(Dataset excerpt)
• • •
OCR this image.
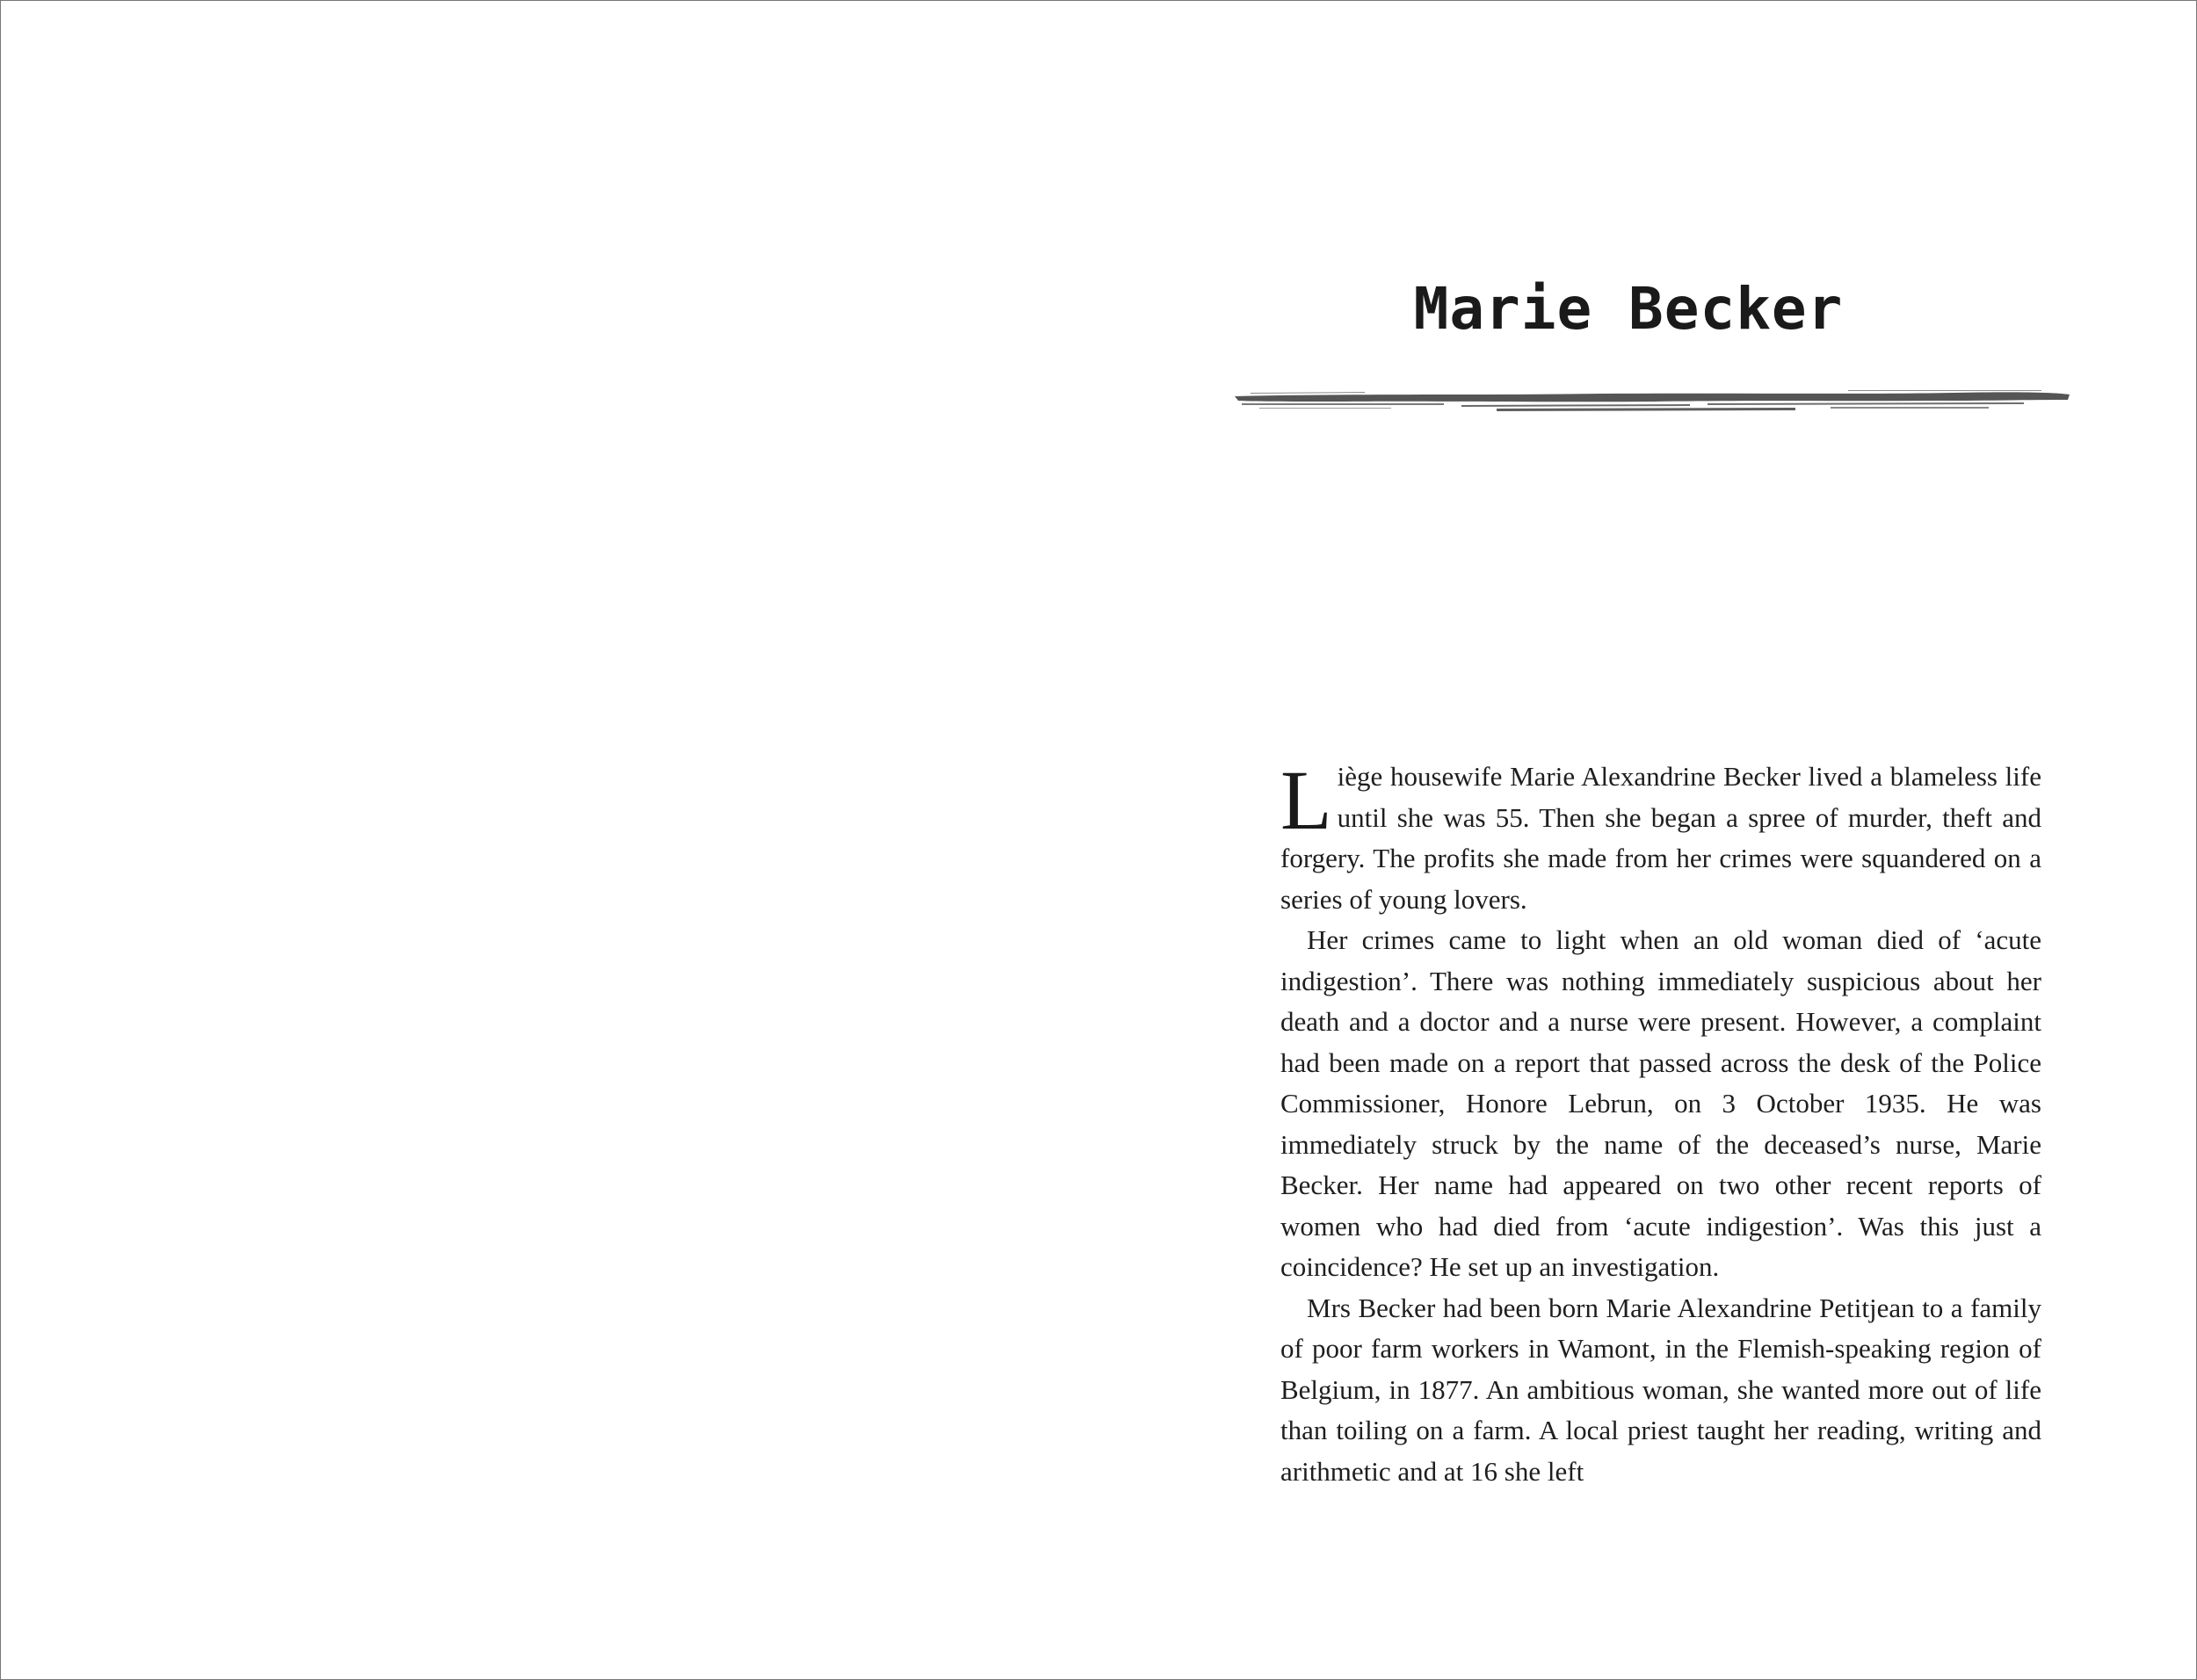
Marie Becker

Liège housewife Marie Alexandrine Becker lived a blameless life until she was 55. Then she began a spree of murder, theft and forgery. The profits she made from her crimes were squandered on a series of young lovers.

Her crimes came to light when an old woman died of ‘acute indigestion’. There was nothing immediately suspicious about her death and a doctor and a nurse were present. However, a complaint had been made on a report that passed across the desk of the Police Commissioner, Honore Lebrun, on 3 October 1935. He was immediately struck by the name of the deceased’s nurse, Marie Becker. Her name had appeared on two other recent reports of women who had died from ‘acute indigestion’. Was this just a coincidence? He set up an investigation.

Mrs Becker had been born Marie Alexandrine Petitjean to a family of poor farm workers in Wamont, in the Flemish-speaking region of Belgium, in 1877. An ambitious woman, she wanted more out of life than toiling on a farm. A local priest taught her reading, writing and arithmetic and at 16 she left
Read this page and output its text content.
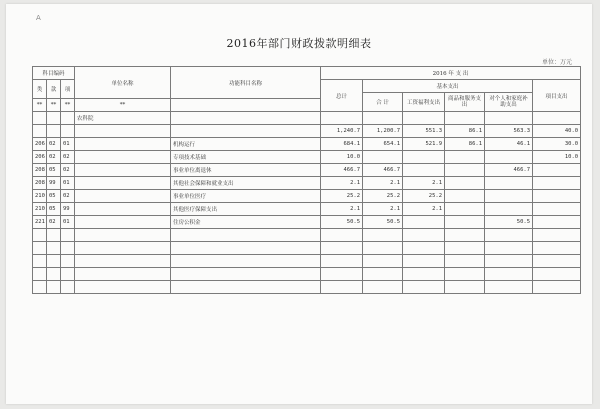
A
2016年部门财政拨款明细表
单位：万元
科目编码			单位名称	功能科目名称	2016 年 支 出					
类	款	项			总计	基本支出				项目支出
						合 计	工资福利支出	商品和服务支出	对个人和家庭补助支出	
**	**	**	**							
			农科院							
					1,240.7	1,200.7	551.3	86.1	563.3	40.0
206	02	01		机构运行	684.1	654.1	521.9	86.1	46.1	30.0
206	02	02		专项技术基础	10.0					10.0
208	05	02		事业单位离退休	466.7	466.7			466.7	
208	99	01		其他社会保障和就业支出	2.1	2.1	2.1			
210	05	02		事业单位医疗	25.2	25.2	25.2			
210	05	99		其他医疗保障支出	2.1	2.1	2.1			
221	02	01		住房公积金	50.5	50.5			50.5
• • •
**PROBLEM REQUIREMENTS:** Take the line that contains "Read this page and output its text content." and every line after it to the end of the records above; quote them exactly, leaving out the pictures.

**THE COMPLETED TASK:**
Read this page and output its text content.
A
2016年部门财政拨款明细表
单位：万元
科目编码			单位名称	功能科目名称	2016 年 支 出					
类	款	项			总计	基本支出				项目支出
						合 计	工资福利支出	商品和服务支出	对个人和家庭补助支出	
**	**	**	**							
			农科院							
					1,240.7	1,200.7	551.3	86.1	563.3	40.0
206	02	01		机构运行	684.1	654.1	521.9	86.1	46.1	30.0
206	02	02		专项技术基础	10.0					10.0
208	05	02		事业单位离退休	466.7	466.7			466.7	
208	99	01		其他社会保障和就业支出	2.1	2.1	2.1			
210	05	02		事业单位医疗	25.2	25.2	25.2			
210	05	99		其他医疗保障支出	2.1	2.1	2.1			
221	02	01		住房公积金	50.5	50.5			50.5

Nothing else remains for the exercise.